坂本龍馬はどんな人?歴史上の人物【明治時代の人物】

歴史上の人物を紹介します。明治時代の人物を簡単に説明します

坂本龍馬はどんな人?

歴史上の人物というのは多かれ少なかれ作られたイメージというのが先行するものですが、その中でも最たる存在が坂本龍馬ではないかと思われます。


坂本龍馬というと、日本人ではまず知らない人はいないというほどの有名人物ですが、この人の実像というのは不可思議なほど謎に包まれています。


しかしながら、俳優の武田鉄矢さんをはじめとし、坂本龍馬に影響を受けている方はたいへん多くいます。


坂本龍馬は編み上げの革靴を履いていたことでも有名ですが、それに影響を受けて大学時代にアルバイト代で坂本龍馬がはいていたような編み上げの革靴を買ったなどという話も聞きます。


しかしながら、先に述べたように坂本龍馬の姿というのはかなり作られた部分が多いことで有名です。


ことの始まりは、薩摩、長州、土佐、肥前の力関係のようです。


といいますのは、薩摩藩と長州藩を仲介して薩長同盟を結ばせることに奔走した坂本龍馬の出身地土佐が、明治維新後はなかなか表舞台に出られないということから起こったものもあるのです。


つまり、政府の中枢に入り込めない土佐藩は、結局政治的にはどうでもいいような(といってはなんですが)宮内省(当時は宮内庁ではなく宮内省でした)くらいにしか居場所がなかったのです。


宮内省はもちろん天皇および皇族の事務を行うわけですが、決して権力的に強いわけでも、天皇に近いわけでもありません。


というのは、天皇親権である明治政府は「元老」という、天皇への助言を行い補助する役職が歴然と存在していたからです。


そんな背景もあってか、宮内省で働く土佐藩出身の人間は、話をでっち上げたというのです。

設問:
- A) 坂本龍馬に関する本文によると、明治維新後に政府の中枢に入れなかった土佐藩が居場所を得たのは、どの役所か。
- B) 坂本龍馬に関する本文を、最後の文の後から書き継ぐこと。

データソースからの記録
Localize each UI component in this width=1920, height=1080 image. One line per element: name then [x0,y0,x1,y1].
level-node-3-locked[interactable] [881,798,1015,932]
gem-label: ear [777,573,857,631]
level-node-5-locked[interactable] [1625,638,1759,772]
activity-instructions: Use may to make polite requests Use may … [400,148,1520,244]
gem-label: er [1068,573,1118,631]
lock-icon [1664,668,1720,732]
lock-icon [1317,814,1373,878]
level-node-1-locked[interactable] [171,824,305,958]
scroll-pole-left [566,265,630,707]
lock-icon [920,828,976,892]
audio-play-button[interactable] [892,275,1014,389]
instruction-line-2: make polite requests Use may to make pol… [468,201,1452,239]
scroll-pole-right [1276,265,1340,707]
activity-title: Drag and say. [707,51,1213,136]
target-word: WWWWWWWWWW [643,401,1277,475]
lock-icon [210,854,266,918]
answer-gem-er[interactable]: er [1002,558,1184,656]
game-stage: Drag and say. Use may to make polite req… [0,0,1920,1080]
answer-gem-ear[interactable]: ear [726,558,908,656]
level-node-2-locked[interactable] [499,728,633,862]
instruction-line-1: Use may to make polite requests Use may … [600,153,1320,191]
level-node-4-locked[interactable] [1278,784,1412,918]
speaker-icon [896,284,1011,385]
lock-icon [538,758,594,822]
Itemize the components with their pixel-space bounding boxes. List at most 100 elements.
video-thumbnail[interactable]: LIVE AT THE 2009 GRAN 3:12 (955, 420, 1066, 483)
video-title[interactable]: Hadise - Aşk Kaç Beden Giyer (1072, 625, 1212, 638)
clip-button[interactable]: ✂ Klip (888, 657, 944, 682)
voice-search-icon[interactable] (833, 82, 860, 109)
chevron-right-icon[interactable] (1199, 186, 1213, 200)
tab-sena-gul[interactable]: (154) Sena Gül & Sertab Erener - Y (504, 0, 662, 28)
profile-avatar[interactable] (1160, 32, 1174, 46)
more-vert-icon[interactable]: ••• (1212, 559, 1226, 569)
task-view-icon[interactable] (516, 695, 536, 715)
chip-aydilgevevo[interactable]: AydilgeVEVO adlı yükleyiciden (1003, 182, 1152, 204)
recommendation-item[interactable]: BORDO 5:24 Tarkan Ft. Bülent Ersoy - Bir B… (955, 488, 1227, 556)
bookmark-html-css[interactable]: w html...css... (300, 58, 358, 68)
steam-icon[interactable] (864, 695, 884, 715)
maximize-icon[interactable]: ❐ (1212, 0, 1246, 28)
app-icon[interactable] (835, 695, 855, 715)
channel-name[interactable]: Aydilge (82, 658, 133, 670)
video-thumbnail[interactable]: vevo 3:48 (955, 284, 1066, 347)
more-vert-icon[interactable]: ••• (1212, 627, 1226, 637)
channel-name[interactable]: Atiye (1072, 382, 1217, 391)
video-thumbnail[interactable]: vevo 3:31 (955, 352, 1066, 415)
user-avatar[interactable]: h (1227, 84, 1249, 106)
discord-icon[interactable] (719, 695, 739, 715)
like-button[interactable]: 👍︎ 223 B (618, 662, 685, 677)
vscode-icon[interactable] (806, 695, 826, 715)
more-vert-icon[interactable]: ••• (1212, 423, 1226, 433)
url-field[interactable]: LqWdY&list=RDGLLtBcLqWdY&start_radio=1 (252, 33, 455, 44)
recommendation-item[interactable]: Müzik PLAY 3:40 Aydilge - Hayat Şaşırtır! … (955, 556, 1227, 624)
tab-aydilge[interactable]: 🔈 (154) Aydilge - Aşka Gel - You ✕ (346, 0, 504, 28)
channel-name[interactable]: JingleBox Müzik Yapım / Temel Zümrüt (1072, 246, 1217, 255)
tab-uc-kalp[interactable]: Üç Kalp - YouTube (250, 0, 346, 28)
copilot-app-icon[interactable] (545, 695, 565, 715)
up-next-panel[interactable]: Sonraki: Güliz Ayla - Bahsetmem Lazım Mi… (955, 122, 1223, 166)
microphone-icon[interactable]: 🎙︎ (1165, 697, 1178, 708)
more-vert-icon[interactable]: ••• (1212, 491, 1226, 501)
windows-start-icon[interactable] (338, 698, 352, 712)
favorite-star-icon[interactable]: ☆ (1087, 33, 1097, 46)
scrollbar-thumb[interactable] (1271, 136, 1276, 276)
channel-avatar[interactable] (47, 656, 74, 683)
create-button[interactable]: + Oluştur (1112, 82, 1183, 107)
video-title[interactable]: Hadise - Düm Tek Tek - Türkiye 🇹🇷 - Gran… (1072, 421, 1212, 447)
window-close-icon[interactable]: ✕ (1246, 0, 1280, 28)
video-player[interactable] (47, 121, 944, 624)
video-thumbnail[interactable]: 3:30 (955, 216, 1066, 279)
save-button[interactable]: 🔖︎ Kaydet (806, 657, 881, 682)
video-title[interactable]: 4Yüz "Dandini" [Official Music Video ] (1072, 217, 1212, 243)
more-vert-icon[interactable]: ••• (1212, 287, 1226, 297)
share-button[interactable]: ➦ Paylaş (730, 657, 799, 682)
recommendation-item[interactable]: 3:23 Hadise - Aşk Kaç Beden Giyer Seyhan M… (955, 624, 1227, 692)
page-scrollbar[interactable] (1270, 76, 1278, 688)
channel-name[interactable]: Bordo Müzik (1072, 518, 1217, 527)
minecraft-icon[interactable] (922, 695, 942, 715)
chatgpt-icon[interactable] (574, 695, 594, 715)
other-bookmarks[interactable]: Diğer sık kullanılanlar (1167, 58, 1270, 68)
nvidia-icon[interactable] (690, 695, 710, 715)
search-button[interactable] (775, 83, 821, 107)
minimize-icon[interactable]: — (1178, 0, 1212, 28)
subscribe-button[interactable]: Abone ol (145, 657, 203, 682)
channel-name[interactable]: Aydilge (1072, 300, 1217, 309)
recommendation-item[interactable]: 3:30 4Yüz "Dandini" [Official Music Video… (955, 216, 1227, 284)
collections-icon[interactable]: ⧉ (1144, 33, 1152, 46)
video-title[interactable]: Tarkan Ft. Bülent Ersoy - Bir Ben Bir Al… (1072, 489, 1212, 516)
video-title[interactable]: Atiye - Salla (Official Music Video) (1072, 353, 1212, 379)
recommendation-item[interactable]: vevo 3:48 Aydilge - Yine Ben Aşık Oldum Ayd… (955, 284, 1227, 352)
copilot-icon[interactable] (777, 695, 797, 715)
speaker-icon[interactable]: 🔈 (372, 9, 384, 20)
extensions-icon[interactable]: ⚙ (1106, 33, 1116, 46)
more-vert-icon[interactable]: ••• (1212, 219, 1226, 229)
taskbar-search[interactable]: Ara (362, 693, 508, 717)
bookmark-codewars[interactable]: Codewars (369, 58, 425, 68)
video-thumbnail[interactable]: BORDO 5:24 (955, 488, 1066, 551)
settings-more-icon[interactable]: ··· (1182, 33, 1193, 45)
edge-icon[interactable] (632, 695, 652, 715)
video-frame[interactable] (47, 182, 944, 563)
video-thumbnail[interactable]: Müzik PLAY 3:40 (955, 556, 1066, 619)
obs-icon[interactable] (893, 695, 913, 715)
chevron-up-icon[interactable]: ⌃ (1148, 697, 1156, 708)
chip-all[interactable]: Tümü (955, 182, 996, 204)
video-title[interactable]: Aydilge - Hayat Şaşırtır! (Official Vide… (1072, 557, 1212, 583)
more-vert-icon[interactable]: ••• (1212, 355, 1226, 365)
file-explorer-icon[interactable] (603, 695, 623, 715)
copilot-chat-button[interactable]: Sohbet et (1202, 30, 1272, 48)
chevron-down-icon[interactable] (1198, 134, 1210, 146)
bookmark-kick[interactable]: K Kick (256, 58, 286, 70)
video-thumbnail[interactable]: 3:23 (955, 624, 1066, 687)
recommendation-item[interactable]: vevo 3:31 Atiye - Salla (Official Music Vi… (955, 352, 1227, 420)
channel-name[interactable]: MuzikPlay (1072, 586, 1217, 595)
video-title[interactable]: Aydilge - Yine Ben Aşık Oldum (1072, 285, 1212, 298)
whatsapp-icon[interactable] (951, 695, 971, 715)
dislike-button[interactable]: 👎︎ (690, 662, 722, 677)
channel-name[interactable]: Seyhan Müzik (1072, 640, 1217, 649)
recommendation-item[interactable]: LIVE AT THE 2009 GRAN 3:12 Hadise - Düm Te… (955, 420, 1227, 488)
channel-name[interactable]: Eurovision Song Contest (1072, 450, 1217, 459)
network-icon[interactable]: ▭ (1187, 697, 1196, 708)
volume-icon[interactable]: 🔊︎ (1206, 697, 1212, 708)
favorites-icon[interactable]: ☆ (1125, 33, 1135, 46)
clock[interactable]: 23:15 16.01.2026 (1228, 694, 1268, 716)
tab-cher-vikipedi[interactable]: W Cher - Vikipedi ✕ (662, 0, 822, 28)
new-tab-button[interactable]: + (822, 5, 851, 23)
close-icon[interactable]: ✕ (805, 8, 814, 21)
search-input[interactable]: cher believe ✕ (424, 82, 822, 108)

解答:
- A) 宮内省

- B)
つまり、坂本龍馬が皇后だか皇太后だかの夢枕に立ったというのです。


それで一躍有名になったのが坂本龍馬なのです。


ですから、坂本龍馬の経歴がどのようなものなのかも実ははっきりしていませんし、かの有名な中岡慎太郎との最期もはっきりしないのです。


そんな坂本龍馬ですが、彼をここまで有名かつ英雄に描いたものとした功労及び責任は司馬遼太郎氏にもあると言えるでしょう。


西原理恵子氏が「司馬のふかしが!!」とおっしゃっていますが、これは本当で、かなり司馬遼太郎氏の「ふかし的記述」を真実の歴史だと思っている輩が多いのも事実なのです。


それは、坂本龍馬はなぜか高知県外の人たちに人気がたかいというところからもうかがえそうです。


地元の人々は、やはり昔から伝わる「真の姿」をおぼろげながらでも受け継いでいますから、「司馬のふかし」に気づくことも多いのだと思われます。


ただし、坂本龍馬を心の師だと考えている方々に罪はありません。歴史上の人物は多かれ少なかれ虚像を携えているものなのです。ただし、小説と歴史との区別をすることは知識人として必要なことですのであしからず。